» **Requests**:
A. According to the interview excerpt, since what year has Rahti Gorfien been helping individuals realize their creative, vocational, and personal potential?
B. Reproduce everything in the interview excerpt from "In retrospect, the" down to "What fuels you?".

» **Extracted text**:
══════

For almost thirty years, Rahti Gorfien, PCC, ACCG has been coaching creative professionals who are scattered and overwhelmed. She helps her clients focus so they can grab the focus of others, get seen and make money doing what they love. Rahti has been recognized three times by Expertise.com as one of the 15 Best Life Coaches in NYC as a professionally certified career and ADHD coach.

Thank you so much for doing this interview with us. It is a great honor. Our readers would love to learn more about you and your personal background. Can you please share your personal story? What has brought you to this point in your life?

As a struggling actor and standup comic, I used to start support groups for myself around writing, getting to auditions, etc. I really liked Julia Cameron’s ‘The Artists Way’ and worked through that book 3 times…once solo and twice in groups I formed with friends. Speaking of groups, I also started a Wishcraft Team inspired by Barbara Sher that collectively resulted in a yoga business, a bookstore, and a DJ. I seemed to have a gift for facilitating change.

Finally, I knew coaching was the right business for me to pursue because one day my husband said “You’re good at this stuff. Start charging.” And since I was burning out on cooking, temping and a myriad of other serial day jobs, I took his advice.

In retrospect, the diversity of my background is clearly a key element in the evolution of my coaching style. As an actor, playwright, standup comic, private cook, company manager, restaurant hostess and adoptive parent, I can accurately say that I’ve experienced life from many enriching perspectives. I even spent several years as a full-time yogini living at an ashram in Pennsylvania. In addition to having become a professionally certified coach, I have been helping individuals realize their creative, vocational, and personal potential since 1990. My current spiel at cocktail parties is ‘I work with scattered creatives by helping them focus so that they can grab the focus of others.’

What is your “WHY” behind what you do? What fuels you?

══════

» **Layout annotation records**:

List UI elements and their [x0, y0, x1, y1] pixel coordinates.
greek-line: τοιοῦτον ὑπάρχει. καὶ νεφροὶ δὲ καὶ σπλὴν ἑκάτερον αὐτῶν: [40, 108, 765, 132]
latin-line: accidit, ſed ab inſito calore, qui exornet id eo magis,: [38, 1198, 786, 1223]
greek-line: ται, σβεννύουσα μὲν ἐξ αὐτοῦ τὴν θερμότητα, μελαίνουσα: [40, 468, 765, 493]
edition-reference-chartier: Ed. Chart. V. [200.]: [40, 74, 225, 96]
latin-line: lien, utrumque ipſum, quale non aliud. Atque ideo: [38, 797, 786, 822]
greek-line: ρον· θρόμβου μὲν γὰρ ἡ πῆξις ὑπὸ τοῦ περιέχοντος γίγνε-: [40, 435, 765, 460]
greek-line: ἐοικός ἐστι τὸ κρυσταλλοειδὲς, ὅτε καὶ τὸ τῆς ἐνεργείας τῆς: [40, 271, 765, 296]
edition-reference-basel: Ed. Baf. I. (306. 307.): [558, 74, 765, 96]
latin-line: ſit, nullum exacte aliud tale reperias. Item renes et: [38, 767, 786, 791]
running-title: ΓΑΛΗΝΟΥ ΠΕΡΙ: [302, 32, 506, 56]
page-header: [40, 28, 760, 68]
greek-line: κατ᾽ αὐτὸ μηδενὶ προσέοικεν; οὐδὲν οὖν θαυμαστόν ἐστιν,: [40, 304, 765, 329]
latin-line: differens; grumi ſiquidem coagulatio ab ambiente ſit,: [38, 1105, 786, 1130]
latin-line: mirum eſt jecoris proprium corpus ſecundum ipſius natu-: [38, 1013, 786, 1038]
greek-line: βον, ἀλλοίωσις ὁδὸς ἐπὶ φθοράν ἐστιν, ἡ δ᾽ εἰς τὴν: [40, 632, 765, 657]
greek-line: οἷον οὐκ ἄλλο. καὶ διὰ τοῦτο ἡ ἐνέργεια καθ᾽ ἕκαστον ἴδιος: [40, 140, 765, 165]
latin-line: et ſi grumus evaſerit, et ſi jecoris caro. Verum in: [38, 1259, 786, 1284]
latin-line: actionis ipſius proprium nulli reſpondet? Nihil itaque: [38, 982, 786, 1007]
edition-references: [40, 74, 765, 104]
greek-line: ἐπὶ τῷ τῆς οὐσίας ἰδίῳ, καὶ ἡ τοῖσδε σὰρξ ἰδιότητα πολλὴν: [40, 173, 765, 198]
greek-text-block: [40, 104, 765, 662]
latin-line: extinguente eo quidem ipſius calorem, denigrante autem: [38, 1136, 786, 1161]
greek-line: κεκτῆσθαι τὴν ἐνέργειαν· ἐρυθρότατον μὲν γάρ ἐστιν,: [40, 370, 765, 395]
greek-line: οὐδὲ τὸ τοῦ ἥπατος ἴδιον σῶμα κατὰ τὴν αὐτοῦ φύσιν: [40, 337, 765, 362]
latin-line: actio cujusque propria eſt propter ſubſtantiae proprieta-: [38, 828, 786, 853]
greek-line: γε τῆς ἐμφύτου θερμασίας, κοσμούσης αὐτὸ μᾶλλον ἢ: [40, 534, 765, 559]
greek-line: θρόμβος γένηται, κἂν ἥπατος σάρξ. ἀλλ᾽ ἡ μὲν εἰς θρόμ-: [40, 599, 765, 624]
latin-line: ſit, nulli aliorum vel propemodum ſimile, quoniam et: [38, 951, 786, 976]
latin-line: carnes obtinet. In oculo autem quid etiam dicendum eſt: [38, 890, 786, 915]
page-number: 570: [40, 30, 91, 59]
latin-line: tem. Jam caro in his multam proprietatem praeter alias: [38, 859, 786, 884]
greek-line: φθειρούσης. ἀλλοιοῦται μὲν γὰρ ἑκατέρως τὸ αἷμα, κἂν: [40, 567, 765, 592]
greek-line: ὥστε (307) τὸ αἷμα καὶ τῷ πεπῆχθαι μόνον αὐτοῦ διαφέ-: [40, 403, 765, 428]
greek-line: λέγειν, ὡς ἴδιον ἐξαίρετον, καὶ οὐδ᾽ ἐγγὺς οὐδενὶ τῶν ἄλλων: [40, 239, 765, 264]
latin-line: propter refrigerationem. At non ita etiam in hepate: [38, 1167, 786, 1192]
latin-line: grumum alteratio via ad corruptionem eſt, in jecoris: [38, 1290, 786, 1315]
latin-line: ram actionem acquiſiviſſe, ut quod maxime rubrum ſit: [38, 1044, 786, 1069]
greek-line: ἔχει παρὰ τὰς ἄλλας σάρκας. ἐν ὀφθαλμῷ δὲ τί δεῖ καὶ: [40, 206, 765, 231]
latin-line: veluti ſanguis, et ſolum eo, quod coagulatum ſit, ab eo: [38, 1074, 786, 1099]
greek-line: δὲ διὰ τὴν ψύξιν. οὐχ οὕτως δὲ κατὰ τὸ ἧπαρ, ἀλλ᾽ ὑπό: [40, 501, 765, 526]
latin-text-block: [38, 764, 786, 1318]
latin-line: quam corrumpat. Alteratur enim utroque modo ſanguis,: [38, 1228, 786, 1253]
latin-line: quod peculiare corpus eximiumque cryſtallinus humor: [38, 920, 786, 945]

══════

» **Results of the tasks**:
A. Since 1990.

B.
In retrospect, the diversity of my background is clearly a key element in the evolution of my coaching style. As an actor, playwright, standup comic, private cook, company manager, restaurant hostess and adoptive parent, I can accurately say that I’ve experienced life from many enriching perspectives. I even spent several years as a full-time yogini living at an ashram in Pennsylvania. In addition to having become a professionally certified coach, I have been helping individuals realize their creative, vocational, and personal potential since 1990. My current spiel at cocktail parties is ‘I work with scattered creatives by helping them focus so that they can grab the focus of others.’

What is your “WHY” behind what you do? What fuels you?